And it matters, because a strong shared why is what produces trust, creativity, and actual innovation. Without it you get a company running on inertia — people showing up, doing tasks, collecting a paycheck, nothing more. I see this constantly in real estate: teams with a clear reason for existing move faster and make better calls than ones just chasing the next deal.
Money is the wrong reason to hire someone
Sinek makes a point that stuck with me — hiring people because of money is the worst way to build a team. If money is the reason someone shows up, money is what they're loyal to, not the mission. The people who actually move a company forward are the ones who buy into the why before the paycheck. I think about this every time I bring someone onto a deal or a project: are they here for the work, or just the check?
He tells Sam Walton's story to make the personal point
Sinek brings up Sam Walton to show this isn't just a business framework — it's personal too. Walton was growing fast, loved the work, then somewhere along the way lost his own why. Six months of feeling flat, no drive to get up in the morning, before he had to go find it again. That's the same thing that can happen to any of us — in training, in faith, in parenting. You can be doing all the right actions and still feel empty if you've lost track of the reason behind them.
That's really the whole book distilled for me: your why is your motivation, your motivation is your actions, and no why means no real habits — not in your body, your wealth, your relationships, or your business. Everything downstream depends on that one root question.
Who should read this
Anyone building something — a company, a team, a body, a discipline — and feeling like the fire's gone out even though the routine is still there. It's short, it's direct, and it'll make you go back and ask why you started in the first place. I'm picking up Leaders Eat Last next.

● ● ● ● ●

■ EXERCISE INSTRUCTIONS: Rewrite the stretch of the book review from "Money is the wrong" through "just the check?", changing "paycheck" to "salary".

■ GIVEN DATA:
● ● ● ● ●

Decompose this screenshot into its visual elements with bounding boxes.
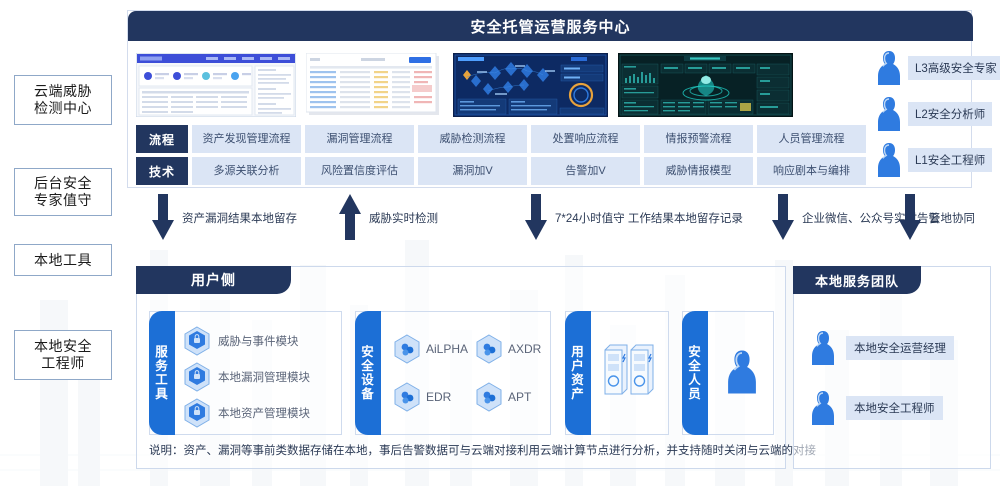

● ● ● ● ●

■ RESULT OF THIS EXERCISE:
Money is the wrong reason to hire someone
Sinek makes a point that stuck with me — hiring people because of money is the worst way to build a team. If money is the reason someone shows up, money is what they're loyal to, not the mission. The people who actually move a company forward are the ones who buy into the why before the salary. I think about this every time I bring someone onto a deal or a project: are they here for the work, or just the check?